_WHAT THE TASK ASKS_
Lift every line from the entries that includes the word "JSON".

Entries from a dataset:
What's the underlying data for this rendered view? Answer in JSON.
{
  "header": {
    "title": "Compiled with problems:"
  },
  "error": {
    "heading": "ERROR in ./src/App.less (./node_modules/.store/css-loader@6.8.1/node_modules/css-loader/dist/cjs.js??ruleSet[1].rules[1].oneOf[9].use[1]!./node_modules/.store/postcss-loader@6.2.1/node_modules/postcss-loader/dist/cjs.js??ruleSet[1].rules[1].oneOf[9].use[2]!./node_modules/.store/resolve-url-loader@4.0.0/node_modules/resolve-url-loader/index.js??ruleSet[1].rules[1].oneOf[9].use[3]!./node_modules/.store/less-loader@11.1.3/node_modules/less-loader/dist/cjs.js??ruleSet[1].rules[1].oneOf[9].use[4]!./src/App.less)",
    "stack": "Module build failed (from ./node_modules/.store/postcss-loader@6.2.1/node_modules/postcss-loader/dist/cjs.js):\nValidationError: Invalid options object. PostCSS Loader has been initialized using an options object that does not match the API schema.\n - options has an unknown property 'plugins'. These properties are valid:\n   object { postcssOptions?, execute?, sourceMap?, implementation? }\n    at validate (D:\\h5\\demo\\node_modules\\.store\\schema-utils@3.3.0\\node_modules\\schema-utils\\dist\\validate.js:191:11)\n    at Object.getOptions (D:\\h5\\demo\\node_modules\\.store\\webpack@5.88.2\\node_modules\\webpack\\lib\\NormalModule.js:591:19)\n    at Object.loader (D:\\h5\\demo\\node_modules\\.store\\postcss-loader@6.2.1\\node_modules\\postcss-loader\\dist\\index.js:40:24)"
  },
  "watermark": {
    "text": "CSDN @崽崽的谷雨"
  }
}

==

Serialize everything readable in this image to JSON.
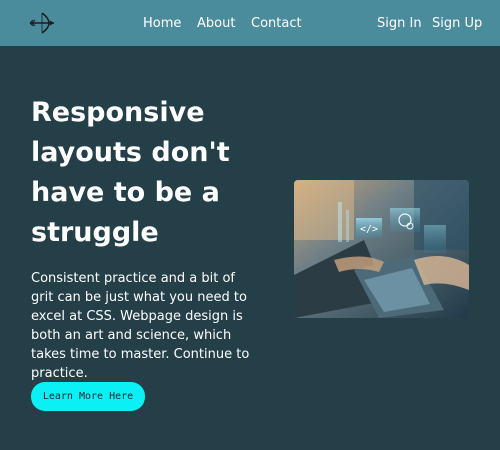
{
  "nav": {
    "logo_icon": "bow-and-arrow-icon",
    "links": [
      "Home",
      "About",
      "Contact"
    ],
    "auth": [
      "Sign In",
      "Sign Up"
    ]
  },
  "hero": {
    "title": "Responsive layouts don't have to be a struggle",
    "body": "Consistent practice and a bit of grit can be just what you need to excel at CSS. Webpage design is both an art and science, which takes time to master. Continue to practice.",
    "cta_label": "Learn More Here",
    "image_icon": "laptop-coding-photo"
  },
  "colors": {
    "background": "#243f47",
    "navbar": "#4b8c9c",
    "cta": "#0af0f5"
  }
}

_COMPLETED TASK_
What's the underlying data for this rendered view? Answer in JSON.
Serialize everything readable in this image to JSON.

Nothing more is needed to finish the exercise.